- [SET EXERCISE]
Narrow the data below down to the lines containing "JSON".
— START OF SOURCE RECORDS —
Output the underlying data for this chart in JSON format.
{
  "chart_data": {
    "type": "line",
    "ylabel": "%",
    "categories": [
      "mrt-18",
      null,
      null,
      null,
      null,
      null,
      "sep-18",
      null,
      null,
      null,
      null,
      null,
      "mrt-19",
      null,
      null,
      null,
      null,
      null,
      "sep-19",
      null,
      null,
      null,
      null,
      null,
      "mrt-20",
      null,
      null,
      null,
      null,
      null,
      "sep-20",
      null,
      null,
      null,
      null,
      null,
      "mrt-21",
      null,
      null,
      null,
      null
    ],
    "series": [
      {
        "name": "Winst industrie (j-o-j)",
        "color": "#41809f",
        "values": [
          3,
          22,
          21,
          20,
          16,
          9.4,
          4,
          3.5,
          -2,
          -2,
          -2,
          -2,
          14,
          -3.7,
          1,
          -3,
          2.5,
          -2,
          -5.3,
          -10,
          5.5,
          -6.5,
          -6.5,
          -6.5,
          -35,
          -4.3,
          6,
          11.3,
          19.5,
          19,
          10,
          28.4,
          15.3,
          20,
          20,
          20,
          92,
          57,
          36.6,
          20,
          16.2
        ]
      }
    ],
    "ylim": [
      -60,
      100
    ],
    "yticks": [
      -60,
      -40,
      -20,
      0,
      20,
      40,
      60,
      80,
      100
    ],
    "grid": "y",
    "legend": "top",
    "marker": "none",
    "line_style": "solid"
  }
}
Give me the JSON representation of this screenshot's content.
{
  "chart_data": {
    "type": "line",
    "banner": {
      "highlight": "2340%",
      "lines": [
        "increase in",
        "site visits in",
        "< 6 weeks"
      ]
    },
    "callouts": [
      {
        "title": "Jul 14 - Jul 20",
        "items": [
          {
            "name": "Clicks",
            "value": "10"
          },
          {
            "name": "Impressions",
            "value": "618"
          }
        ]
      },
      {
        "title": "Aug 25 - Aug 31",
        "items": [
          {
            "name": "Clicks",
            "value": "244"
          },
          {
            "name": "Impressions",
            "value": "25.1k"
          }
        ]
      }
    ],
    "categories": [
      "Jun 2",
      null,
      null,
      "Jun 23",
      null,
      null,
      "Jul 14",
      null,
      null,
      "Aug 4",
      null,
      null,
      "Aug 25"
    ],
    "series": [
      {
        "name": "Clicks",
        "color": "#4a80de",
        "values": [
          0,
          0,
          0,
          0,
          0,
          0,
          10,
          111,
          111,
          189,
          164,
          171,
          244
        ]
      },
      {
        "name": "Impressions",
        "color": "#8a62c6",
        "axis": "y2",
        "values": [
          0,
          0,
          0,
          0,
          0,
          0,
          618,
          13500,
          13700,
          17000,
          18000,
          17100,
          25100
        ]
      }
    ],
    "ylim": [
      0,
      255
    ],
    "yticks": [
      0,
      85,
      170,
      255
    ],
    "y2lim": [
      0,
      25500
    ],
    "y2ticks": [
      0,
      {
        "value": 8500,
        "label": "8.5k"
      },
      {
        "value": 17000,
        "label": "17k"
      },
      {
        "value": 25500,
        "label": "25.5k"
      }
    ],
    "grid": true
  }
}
— END OF SOURCE RECORDS —
- [RESPONSE]
Output the underlying data for this chart in JSON format.
Give me the JSON representation of this screenshot's content.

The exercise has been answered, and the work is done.